What this task involves:
Where the string "name" occurs in the material below, report the whole line.

Figure record extracts:
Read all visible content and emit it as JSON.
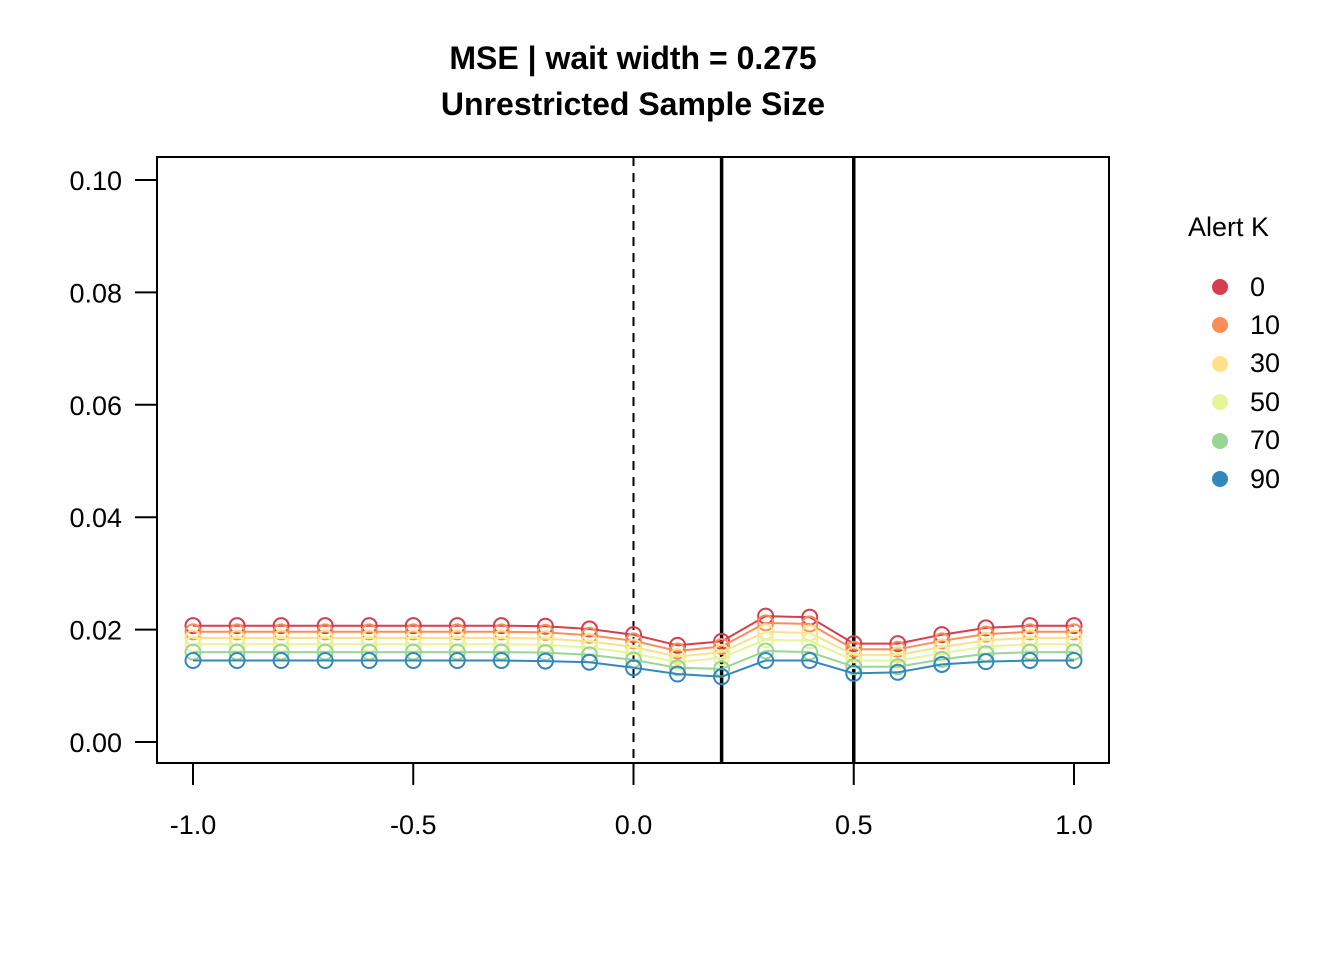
{
  "chart_data": {
    "type": "line",
    "title": "MSE | wait width = 0.275",
    "subtitle": "Unrestricted Sample Size",
    "xlabel": "",
    "ylabel": "",
    "xlim": [
      -1.0,
      1.0
    ],
    "ylim": [
      0.0,
      0.1
    ],
    "x_ticks": [
      -1.0,
      -0.5,
      0.0,
      0.5,
      1.0
    ],
    "x_tick_labels": [
      "-1.0",
      "-0.5",
      "0.0",
      "0.5",
      "1.0"
    ],
    "y_ticks": [
      0.0,
      0.02,
      0.04,
      0.06,
      0.08,
      0.1
    ],
    "y_tick_labels": [
      "0.00",
      "0.02",
      "0.04",
      "0.06",
      "0.08",
      "0.10"
    ],
    "x": [
      -1.0,
      -0.9,
      -0.8,
      -0.7,
      -0.6,
      -0.5,
      -0.4,
      -0.3,
      -0.2,
      -0.1,
      0.0,
      0.1,
      0.2,
      0.3,
      0.4,
      0.5,
      0.6,
      0.7,
      0.8,
      0.9,
      1.0
    ],
    "legend_title": "Alert K",
    "legend_position": "right",
    "series": [
      {
        "name": "0",
        "color": "#d53e4f",
        "values": [
          0.0207,
          0.0207,
          0.0207,
          0.0207,
          0.0207,
          0.0207,
          0.0207,
          0.0207,
          0.0206,
          0.0201,
          0.0191,
          0.0172,
          0.0179,
          0.0224,
          0.0222,
          0.0175,
          0.0175,
          0.0191,
          0.0203,
          0.0207,
          0.0207
        ]
      },
      {
        "name": "10",
        "color": "#fc8d59",
        "values": [
          0.0196,
          0.0196,
          0.0196,
          0.0196,
          0.0196,
          0.0196,
          0.0196,
          0.0196,
          0.0195,
          0.019,
          0.018,
          0.0162,
          0.017,
          0.0212,
          0.021,
          0.0165,
          0.0165,
          0.018,
          0.0192,
          0.0196,
          0.0196
        ]
      },
      {
        "name": "30",
        "color": "#fee08b",
        "values": [
          0.0185,
          0.0185,
          0.0185,
          0.0185,
          0.0185,
          0.0185,
          0.0185,
          0.0185,
          0.0184,
          0.0179,
          0.0169,
          0.0152,
          0.016,
          0.0196,
          0.0194,
          0.0155,
          0.0155,
          0.0169,
          0.0181,
          0.0185,
          0.0185
        ]
      },
      {
        "name": "50",
        "color": "#e6f598",
        "values": [
          0.0174,
          0.0174,
          0.0174,
          0.0174,
          0.0174,
          0.0174,
          0.0174,
          0.0174,
          0.0173,
          0.0168,
          0.0158,
          0.0142,
          0.015,
          0.0182,
          0.018,
          0.0145,
          0.0145,
          0.0158,
          0.017,
          0.0174,
          0.0174
        ]
      },
      {
        "name": "70",
        "color": "#99d594",
        "values": [
          0.016,
          0.016,
          0.016,
          0.016,
          0.016,
          0.016,
          0.016,
          0.016,
          0.0159,
          0.0155,
          0.0146,
          0.0132,
          0.013,
          0.0162,
          0.016,
          0.0134,
          0.0134,
          0.0147,
          0.0157,
          0.016,
          0.016
        ]
      },
      {
        "name": "90",
        "color": "#3288bd",
        "values": [
          0.0145,
          0.0145,
          0.0145,
          0.0145,
          0.0145,
          0.0145,
          0.0145,
          0.0145,
          0.0144,
          0.0142,
          0.0132,
          0.0121,
          0.0116,
          0.0145,
          0.0145,
          0.0122,
          0.0124,
          0.0138,
          0.0143,
          0.0145,
          0.0145
        ]
      }
    ],
    "reference_lines": [
      {
        "x": 0.0,
        "style": "dashed"
      },
      {
        "x": 0.2,
        "style": "solid"
      },
      {
        "x": 0.5,
        "style": "solid"
      }
    ]
  }
}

Exercise answer:
        "name": "0",
        "name": "10",
        "name": "30",
        "name": "50",
        "name": "70",
        "name": "90",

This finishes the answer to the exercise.